* _Task statement_: Reproduce the complete listing without any deviation.

* _Source material_:

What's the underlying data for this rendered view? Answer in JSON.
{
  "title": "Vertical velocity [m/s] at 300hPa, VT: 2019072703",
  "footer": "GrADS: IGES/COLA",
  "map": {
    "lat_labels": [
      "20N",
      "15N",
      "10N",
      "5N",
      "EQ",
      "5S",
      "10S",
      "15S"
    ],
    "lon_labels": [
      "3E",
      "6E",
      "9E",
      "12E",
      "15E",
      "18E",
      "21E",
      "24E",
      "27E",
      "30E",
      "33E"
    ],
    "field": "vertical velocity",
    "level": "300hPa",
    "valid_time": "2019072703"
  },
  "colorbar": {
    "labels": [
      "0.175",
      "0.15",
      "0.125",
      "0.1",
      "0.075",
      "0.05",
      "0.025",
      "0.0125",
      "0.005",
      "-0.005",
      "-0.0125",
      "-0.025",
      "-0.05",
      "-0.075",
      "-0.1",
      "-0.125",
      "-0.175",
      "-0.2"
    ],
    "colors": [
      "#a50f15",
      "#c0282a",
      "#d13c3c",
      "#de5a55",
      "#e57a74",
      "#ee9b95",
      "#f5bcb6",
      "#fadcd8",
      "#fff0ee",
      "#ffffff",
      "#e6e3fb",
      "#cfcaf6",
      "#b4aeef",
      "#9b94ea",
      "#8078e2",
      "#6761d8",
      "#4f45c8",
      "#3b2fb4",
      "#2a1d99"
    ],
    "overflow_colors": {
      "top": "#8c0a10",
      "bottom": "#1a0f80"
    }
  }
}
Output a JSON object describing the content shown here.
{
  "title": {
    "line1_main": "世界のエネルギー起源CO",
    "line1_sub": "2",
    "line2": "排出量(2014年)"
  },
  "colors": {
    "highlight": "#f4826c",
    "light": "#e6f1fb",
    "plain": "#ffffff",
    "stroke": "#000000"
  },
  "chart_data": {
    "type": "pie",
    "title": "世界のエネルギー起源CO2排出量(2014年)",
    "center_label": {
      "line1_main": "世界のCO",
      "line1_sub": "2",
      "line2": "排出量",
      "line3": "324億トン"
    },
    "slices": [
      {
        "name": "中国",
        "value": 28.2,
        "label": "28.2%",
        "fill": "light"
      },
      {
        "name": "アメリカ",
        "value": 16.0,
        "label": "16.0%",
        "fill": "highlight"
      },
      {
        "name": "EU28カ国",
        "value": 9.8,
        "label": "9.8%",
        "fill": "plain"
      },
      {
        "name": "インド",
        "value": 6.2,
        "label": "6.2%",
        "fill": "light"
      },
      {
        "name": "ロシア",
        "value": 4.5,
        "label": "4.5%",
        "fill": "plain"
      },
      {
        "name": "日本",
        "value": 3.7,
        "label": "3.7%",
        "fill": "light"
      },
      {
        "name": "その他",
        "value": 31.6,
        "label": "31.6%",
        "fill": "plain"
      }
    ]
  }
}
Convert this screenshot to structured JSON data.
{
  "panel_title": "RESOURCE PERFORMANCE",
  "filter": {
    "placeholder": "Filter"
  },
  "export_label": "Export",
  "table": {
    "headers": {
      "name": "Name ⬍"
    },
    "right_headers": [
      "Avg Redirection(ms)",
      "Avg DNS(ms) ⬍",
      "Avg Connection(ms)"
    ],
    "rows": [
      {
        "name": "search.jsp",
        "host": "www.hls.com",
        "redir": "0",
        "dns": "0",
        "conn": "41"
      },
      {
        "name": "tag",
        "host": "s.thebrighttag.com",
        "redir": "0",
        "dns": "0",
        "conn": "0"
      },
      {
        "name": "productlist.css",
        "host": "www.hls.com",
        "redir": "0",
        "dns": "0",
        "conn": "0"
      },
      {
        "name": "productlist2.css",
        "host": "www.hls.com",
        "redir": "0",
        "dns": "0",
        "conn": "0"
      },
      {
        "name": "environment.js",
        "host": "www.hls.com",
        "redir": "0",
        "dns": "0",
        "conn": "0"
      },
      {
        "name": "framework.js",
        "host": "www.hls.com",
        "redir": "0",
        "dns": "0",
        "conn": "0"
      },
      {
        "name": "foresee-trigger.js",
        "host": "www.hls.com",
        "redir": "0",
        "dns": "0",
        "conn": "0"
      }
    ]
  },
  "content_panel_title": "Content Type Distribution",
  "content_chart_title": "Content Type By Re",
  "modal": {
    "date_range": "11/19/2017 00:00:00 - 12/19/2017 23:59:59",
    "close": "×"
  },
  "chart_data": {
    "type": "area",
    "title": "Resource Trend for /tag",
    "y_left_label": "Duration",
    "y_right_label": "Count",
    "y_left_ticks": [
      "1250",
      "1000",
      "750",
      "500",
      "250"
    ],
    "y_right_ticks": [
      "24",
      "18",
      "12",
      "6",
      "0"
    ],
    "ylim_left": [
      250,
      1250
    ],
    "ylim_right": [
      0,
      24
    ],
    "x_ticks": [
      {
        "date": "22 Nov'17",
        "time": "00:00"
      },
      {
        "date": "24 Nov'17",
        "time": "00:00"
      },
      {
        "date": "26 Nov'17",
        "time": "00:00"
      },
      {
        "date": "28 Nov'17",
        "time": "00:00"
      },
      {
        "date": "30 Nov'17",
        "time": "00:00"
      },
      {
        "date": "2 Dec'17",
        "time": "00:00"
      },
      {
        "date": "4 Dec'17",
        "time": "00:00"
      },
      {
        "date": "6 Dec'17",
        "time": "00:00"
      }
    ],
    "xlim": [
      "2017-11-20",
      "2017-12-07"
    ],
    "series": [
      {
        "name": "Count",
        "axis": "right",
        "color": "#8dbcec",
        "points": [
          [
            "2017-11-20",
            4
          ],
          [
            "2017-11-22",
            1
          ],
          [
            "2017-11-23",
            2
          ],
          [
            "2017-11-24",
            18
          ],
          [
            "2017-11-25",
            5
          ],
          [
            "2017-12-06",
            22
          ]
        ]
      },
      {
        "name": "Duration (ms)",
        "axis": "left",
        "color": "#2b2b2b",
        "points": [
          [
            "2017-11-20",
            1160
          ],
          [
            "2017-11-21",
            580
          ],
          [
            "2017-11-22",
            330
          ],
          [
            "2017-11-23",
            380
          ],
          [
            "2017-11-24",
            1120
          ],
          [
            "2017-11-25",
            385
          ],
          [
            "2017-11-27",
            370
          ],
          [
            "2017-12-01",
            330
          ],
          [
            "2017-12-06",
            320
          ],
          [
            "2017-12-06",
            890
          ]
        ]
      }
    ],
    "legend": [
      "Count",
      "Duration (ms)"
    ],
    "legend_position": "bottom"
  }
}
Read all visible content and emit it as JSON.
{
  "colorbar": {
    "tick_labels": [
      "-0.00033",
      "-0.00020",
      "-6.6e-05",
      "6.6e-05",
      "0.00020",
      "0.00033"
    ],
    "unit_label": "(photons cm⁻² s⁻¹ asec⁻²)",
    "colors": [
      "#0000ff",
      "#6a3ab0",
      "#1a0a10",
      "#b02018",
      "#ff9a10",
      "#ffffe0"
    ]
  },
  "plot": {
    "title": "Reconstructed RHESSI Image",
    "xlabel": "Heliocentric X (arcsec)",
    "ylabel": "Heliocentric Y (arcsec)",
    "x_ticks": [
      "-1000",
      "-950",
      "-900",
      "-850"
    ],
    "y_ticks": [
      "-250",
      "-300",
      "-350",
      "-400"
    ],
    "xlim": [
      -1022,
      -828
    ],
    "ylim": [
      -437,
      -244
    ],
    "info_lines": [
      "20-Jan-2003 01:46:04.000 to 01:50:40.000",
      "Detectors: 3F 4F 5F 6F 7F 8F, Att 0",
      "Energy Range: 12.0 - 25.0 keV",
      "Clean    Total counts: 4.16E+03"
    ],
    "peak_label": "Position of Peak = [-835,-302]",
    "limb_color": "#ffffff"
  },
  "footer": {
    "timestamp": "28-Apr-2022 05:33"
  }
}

* _Complete answer_:
What's the underlying data for this rendered view? Answer in JSON.
{
  "title": "Vertical velocity [m/s] at 300hPa, VT: 2019072703",
  "footer": "GrADS: IGES/COLA",
  "map": {
    "lat_labels": [
      "20N",
      "15N",
      "10N",
      "5N",
      "EQ",
      "5S",
      "10S",
      "15S"
    ],
    "lon_labels": [
      "3E",
      "6E",
      "9E",
      "12E",
      "15E",
      "18E",
      "21E",
      "24E",
      "27E",
      "30E",
      "33E"
    ],
    "field": "vertical velocity",
    "level": "300hPa",
    "valid_time": "2019072703"
  },
  "colorbar": {
    "labels": [
      "0.175",
      "0.15",
      "0.125",
      "0.1",
      "0.075",
      "0.05",
      "0.025",
      "0.0125",
      "0.005",
      "-0.005",
      "-0.0125",
      "-0.025",
      "-0.05",
      "-0.075",
      "-0.1",
      "-0.125",
      "-0.175",
      "-0.2"
    ],
    "colors": [
      "#a50f15",
      "#c0282a",
      "#d13c3c",
      "#de5a55",
      "#e57a74",
      "#ee9b95",
      "#f5bcb6",
      "#fadcd8",
      "#fff0ee",
      "#ffffff",
      "#e6e3fb",
      "#cfcaf6",
      "#b4aeef",
      "#9b94ea",
      "#8078e2",
      "#6761d8",
      "#4f45c8",
      "#3b2fb4",
      "#2a1d99"
    ],
    "overflow_colors": {
      "top": "#8c0a10",
      "bottom": "#1a0f80"
    }
  }
}
Output a JSON object describing the content shown here.
{
  "title": {
    "line1_main": "世界のエネルギー起源CO",
    "line1_sub": "2",
    "line2": "排出量(2014年)"
  },
  "colors": {
    "highlight": "#f4826c",
    "light": "#e6f1fb",
    "plain": "#ffffff",
    "stroke": "#000000"
  },
  "chart_data": {
    "type": "pie",
    "title": "世界のエネルギー起源CO2排出量(2014年)",
    "center_label": {
      "line1_main": "世界のCO",
      "line1_sub": "2",
      "line2": "排出量",
      "line3": "324億トン"
    },
    "slices": [
      {
        "name": "中国",
        "value": 28.2,
        "label": "28.2%",
        "fill": "light"
      },
      {
        "name": "アメリカ",
        "value": 16.0,
        "label": "16.0%",
        "fill": "highlight"
      },
      {
        "name": "EU28カ国",
        "value": 9.8,
        "label": "9.8%",
        "fill": "plain"
      },
      {
        "name": "インド",
        "value": 6.2,
        "label": "6.2%",
        "fill": "light"
      },
      {
        "name": "ロシア",
        "value": 4.5,
        "label": "4.5%",
        "fill": "plain"
      },
      {
        "name": "日本",
        "value": 3.7,
        "label": "3.7%",
        "fill": "light"
      },
      {
        "name": "その他",
        "value": 31.6,
        "label": "31.6%",
        "fill": "plain"
      }
    ]
  }
}
Convert this screenshot to structured JSON data.
{
  "panel_title": "RESOURCE PERFORMANCE",
  "filter": {
    "placeholder": "Filter"
  },
  "export_label": "Export",
  "table": {
    "headers": {
      "name": "Name ⬍"
    },
    "right_headers": [
      "Avg Redirection(ms)",
      "Avg DNS(ms) ⬍",
      "Avg Connection(ms)"
    ],
    "rows": [
      {
        "name": "search.jsp",
        "host": "www.hls.com",
        "redir": "0",
        "dns": "0",
        "conn": "41"
      },
      {
        "name": "tag",
        "host": "s.thebrighttag.com",
        "redir": "0",
        "dns": "0",
        "conn": "0"
      },
      {
        "name": "productlist.css",
        "host": "www.hls.com",
        "redir": "0",
        "dns": "0",
        "conn": "0"
      },
      {
        "name": "productlist2.css",
        "host": "www.hls.com",
        "redir": "0",
        "dns": "0",
        "conn": "0"
      },
      {
        "name": "environment.js",
        "host": "www.hls.com",
        "redir": "0",
        "dns": "0",
        "conn": "0"
      },
      {
        "name": "framework.js",
        "host": "www.hls.com",
        "redir": "0",
        "dns": "0",
        "conn": "0"
      },
      {
        "name": "foresee-trigger.js",
        "host": "www.hls.com",
        "redir": "0",
        "dns": "0",
        "conn": "0"
      }
    ]
  },
  "content_panel_title": "Content Type Distribution",
  "content_chart_title": "Content Type By Re",
  "modal": {
    "date_range": "11/19/2017 00:00:00 - 12/19/2017 23:59:59",
    "close": "×"
  },
  "chart_data": {
    "type": "area",
    "title": "Resource Trend for /tag",
    "y_left_label": "Duration",
    "y_right_label": "Count",
    "y_left_ticks": [
      "1250",
      "1000",
      "750",
      "500",
      "250"
    ],
    "y_right_ticks": [
      "24",
      "18",
      "12",
      "6",
      "0"
    ],
    "ylim_left": [
      250,
      1250
    ],
    "ylim_right": [
      0,
      24
    ],
    "x_ticks": [
      {
        "date": "22 Nov'17",
        "time": "00:00"
      },
      {
        "date": "24 Nov'17",
        "time": "00:00"
      },
      {
        "date": "26 Nov'17",
        "time": "00:00"
      },
      {
        "date": "28 Nov'17",
        "time": "00:00"
      },
      {
        "date": "30 Nov'17",
        "time": "00:00"
      },
      {
        "date": "2 Dec'17",
        "time": "00:00"
      },
      {
        "date": "4 Dec'17",
        "time": "00:00"
      },
      {
        "date": "6 Dec'17",
        "time": "00:00"
      }
    ],
    "xlim": [
      "2017-11-20",
      "2017-12-07"
    ],
    "series": [
      {
        "name": "Count",
        "axis": "right",
        "color": "#8dbcec",
        "points": [
          [
            "2017-11-20",
            4
          ],
          [
            "2017-11-22",
            1
          ],
          [
            "2017-11-23",
            2
          ],
          [
            "2017-11-24",
            18
          ],
          [
            "2017-11-25",
            5
          ],
          [
            "2017-12-06",
            22
          ]
        ]
      },
      {
        "name": "Duration (ms)",
        "axis": "left",
        "color": "#2b2b2b",
        "points": [
          [
            "2017-11-20",
            1160
          ],
          [
            "2017-11-21",
            580
          ],
          [
            "2017-11-22",
            330
          ],
          [
            "2017-11-23",
            380
          ],
          [
            "2017-11-24",
            1120
          ],
          [
            "2017-11-25",
            385
          ],
          [
            "2017-11-27",
            370
          ],
          [
            "2017-12-01",
            330
          ],
          [
            "2017-12-06",
            320
          ],
          [
            "2017-12-06",
            890
          ]
        ]
      }
    ],
    "legend": [
      "Count",
      "Duration (ms)"
    ],
    "legend_position": "bottom"
  }
}
Read all visible content and emit it as JSON.
{
  "colorbar": {
    "tick_labels": [
      "-0.00033",
      "-0.00020",
      "-6.6e-05",
      "6.6e-05",
      "0.00020",
      "0.00033"
    ],
    "unit_label": "(photons cm⁻² s⁻¹ asec⁻²)",
    "colors": [
      "#0000ff",
      "#6a3ab0",
      "#1a0a10",
      "#b02018",
      "#ff9a10",
      "#ffffe0"
    ]
  },
  "plot": {
    "title": "Reconstructed RHESSI Image",
    "xlabel": "Heliocentric X (arcsec)",
    "ylabel": "Heliocentric Y (arcsec)",
    "x_ticks": [
      "-1000",
      "-950",
      "-900",
      "-850"
    ],
    "y_ticks": [
      "-250",
      "-300",
      "-350",
      "-400"
    ],
    "xlim": [
      -1022,
      -828
    ],
    "ylim": [
      -437,
      -244
    ],
    "info_lines": [
      "20-Jan-2003 01:46:04.000 to 01:50:40.000",
      "Detectors: 3F 4F 5F 6F 7F 8F, Att 0",
      "Energy Range: 12.0 - 25.0 keV",
      "Clean    Total counts: 4.16E+03"
    ],
    "peak_label": "Position of Peak = [-835,-302]",
    "limb_color": "#ffffff"
  },
  "footer": {
    "timestamp": "28-Apr-2022 05:33"
  }
}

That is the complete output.